> [REQUIREMENTS]: Copy every line of the material below without any changes.

═══ SUPPLIED MATERIAL ═══

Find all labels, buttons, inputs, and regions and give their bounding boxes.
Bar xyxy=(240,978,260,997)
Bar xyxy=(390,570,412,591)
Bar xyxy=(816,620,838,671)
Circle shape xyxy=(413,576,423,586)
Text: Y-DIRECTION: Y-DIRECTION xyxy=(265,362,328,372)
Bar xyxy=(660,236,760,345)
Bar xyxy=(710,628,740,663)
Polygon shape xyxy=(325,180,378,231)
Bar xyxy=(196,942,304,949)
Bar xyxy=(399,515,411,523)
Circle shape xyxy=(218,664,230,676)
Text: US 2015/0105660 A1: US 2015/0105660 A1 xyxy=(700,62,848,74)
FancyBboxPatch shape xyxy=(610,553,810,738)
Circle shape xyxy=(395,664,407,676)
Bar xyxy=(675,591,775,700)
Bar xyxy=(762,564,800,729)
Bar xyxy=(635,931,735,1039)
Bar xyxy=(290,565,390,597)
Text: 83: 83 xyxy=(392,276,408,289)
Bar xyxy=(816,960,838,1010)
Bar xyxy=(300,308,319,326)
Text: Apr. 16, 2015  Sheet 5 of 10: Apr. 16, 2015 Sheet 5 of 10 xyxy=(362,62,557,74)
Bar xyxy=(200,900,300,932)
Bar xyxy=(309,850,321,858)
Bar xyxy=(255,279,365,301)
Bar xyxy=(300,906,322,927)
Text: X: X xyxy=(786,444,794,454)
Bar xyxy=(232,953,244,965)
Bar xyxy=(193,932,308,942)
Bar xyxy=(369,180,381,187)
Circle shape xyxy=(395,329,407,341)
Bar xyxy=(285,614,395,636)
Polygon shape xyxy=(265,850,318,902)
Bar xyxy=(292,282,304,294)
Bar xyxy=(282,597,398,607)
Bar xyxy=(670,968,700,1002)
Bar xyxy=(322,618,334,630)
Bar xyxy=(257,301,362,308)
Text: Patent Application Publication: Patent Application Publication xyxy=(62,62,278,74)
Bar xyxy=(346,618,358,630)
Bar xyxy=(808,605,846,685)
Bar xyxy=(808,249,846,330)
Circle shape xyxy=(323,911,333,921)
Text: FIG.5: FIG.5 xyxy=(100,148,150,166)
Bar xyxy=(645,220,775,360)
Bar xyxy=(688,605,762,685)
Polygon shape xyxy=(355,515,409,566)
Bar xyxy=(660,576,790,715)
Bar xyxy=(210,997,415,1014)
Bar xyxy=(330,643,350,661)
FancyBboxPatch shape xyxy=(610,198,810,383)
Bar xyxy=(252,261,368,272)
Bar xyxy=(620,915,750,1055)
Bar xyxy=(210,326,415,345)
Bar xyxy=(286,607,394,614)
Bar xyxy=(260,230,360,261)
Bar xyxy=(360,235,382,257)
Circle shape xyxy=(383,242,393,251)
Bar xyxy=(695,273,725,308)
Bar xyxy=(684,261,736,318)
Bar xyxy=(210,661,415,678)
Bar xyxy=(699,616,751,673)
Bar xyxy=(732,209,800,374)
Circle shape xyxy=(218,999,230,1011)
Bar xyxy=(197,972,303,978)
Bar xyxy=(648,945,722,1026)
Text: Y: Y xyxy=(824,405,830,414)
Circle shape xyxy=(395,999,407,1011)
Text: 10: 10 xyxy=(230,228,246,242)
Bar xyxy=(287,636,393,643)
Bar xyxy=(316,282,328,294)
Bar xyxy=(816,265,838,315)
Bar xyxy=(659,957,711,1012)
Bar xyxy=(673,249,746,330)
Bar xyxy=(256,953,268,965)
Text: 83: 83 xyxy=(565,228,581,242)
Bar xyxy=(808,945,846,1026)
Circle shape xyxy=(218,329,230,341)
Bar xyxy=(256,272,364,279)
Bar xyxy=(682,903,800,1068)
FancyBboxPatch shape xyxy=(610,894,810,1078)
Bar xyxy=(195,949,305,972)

═══

> [REPLY]:
Find all labels, buttons, inputs, and regions and give their bounding boxes.
Bar xyxy=(240,978,260,997)
Bar xyxy=(390,570,412,591)
Bar xyxy=(816,620,838,671)
Circle shape xyxy=(413,576,423,586)
Text: Y-DIRECTION: Y-DIRECTION xyxy=(265,362,328,372)
Bar xyxy=(660,236,760,345)
Bar xyxy=(710,628,740,663)
Polygon shape xyxy=(325,180,378,231)
Bar xyxy=(196,942,304,949)
Bar xyxy=(399,515,411,523)
Circle shape xyxy=(218,664,230,676)
Text: US 2015/0105660 A1: US 2015/0105660 A1 xyxy=(700,62,848,74)
FancyBboxPatch shape xyxy=(610,553,810,738)
Circle shape xyxy=(395,664,407,676)
Bar xyxy=(675,591,775,700)
Bar xyxy=(762,564,800,729)
Bar xyxy=(635,931,735,1039)
Bar xyxy=(290,565,390,597)
Text: 83: 83 xyxy=(392,276,408,289)
Bar xyxy=(816,960,838,1010)
Bar xyxy=(300,308,319,326)
Text: Apr. 16, 2015  Sheet 5 of 10: Apr. 16, 2015 Sheet 5 of 10 xyxy=(362,62,557,74)
Bar xyxy=(200,900,300,932)
Bar xyxy=(309,850,321,858)
Bar xyxy=(255,279,365,301)
Bar xyxy=(300,906,322,927)
Text: X: X xyxy=(786,444,794,454)
Bar xyxy=(232,953,244,965)
Bar xyxy=(193,932,308,942)
Bar xyxy=(369,180,381,187)
Circle shape xyxy=(395,329,407,341)
Bar xyxy=(285,614,395,636)
Polygon shape xyxy=(265,850,318,902)
Bar xyxy=(292,282,304,294)
Bar xyxy=(282,597,398,607)
Bar xyxy=(670,968,700,1002)
Bar xyxy=(322,618,334,630)
Bar xyxy=(257,301,362,308)
Text: Patent Application Publication: Patent Application Publication xyxy=(62,62,278,74)
Bar xyxy=(346,618,358,630)
Bar xyxy=(808,605,846,685)
Bar xyxy=(808,249,846,330)
Circle shape xyxy=(323,911,333,921)
Text: FIG.5: FIG.5 xyxy=(100,148,150,166)
Bar xyxy=(645,220,775,360)
Bar xyxy=(688,605,762,685)
Polygon shape xyxy=(355,515,409,566)
Bar xyxy=(660,576,790,715)
Bar xyxy=(210,997,415,1014)
Bar xyxy=(330,643,350,661)
FancyBboxPatch shape xyxy=(610,198,810,383)
Bar xyxy=(252,261,368,272)
Bar xyxy=(620,915,750,1055)
Bar xyxy=(210,326,415,345)
Bar xyxy=(286,607,394,614)
Bar xyxy=(260,230,360,261)
Bar xyxy=(360,235,382,257)
Circle shape xyxy=(383,242,393,251)
Bar xyxy=(695,273,725,308)
Bar xyxy=(684,261,736,318)
Bar xyxy=(210,661,415,678)
Bar xyxy=(699,616,751,673)
Bar xyxy=(732,209,800,374)
Circle shape xyxy=(218,999,230,1011)
Bar xyxy=(197,972,303,978)
Bar xyxy=(648,945,722,1026)
Text: Y: Y xyxy=(824,405,830,414)
Circle shape xyxy=(395,999,407,1011)
Text: 10: 10 xyxy=(230,228,246,242)
Bar xyxy=(287,636,393,643)
Bar xyxy=(316,282,328,294)
Bar xyxy=(816,265,838,315)
Bar xyxy=(659,957,711,1012)
Bar xyxy=(673,249,746,330)
Bar xyxy=(256,953,268,965)
Text: 83: 83 xyxy=(565,228,581,242)
Bar xyxy=(808,945,846,1026)
Circle shape xyxy=(218,329,230,341)
Bar xyxy=(256,272,364,279)
Bar xyxy=(682,903,800,1068)
FancyBboxPatch shape xyxy=(610,894,810,1078)
Bar xyxy=(195,949,305,972)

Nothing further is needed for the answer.